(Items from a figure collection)
* * *
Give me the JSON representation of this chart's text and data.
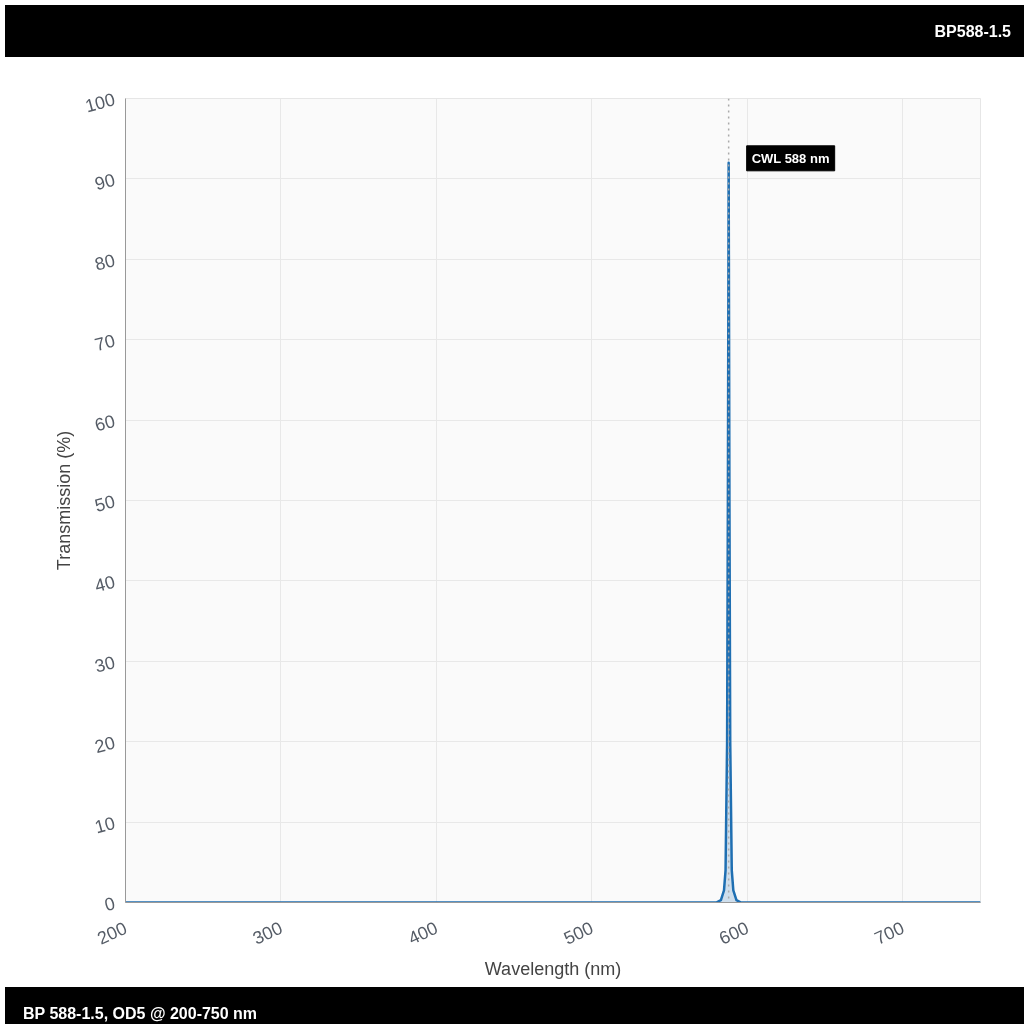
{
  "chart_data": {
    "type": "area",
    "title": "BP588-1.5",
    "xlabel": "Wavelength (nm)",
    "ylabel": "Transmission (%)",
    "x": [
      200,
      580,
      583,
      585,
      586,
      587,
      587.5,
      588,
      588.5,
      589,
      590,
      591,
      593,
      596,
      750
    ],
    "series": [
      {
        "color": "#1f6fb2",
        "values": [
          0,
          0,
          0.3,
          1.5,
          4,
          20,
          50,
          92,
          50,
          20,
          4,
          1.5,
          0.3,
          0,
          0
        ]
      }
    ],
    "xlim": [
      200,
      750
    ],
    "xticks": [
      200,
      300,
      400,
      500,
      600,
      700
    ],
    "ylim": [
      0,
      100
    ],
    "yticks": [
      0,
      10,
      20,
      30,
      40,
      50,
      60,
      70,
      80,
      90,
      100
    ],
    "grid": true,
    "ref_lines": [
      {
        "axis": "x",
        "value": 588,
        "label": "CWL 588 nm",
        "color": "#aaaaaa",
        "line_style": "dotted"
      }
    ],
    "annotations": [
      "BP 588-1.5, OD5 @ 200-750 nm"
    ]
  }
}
* * *
Objective
Skip the pictures, then retype every line above exactly.

Exercise output
Give me the JSON representation of this chart's text and data.
{
  "chart_data": {
    "type": "area",
    "title": "BP588-1.5",
    "xlabel": "Wavelength (nm)",
    "ylabel": "Transmission (%)",
    "x": [
      200,
      580,
      583,
      585,
      586,
      587,
      587.5,
      588,
      588.5,
      589,
      590,
      591,
      593,
      596,
      750
    ],
    "series": [
      {
        "color": "#1f6fb2",
        "values": [
          0,
          0,
          0.3,
          1.5,
          4,
          20,
          50,
          92,
          50,
          20,
          4,
          1.5,
          0.3,
          0,
          0
        ]
      }
    ],
    "xlim": [
      200,
      750
    ],
    "xticks": [
      200,
      300,
      400,
      500,
      600,
      700
    ],
    "ylim": [
      0,
      100
    ],
    "yticks": [
      0,
      10,
      20,
      30,
      40,
      50,
      60,
      70,
      80,
      90,
      100
    ],
    "grid": true,
    "ref_lines": [
      {
        "axis": "x",
        "value": 588,
        "label": "CWL 588 nm",
        "color": "#aaaaaa",
        "line_style": "dotted"
      }
    ],
    "annotations": [
      "BP 588-1.5, OD5 @ 200-750 nm"
    ]
  }
}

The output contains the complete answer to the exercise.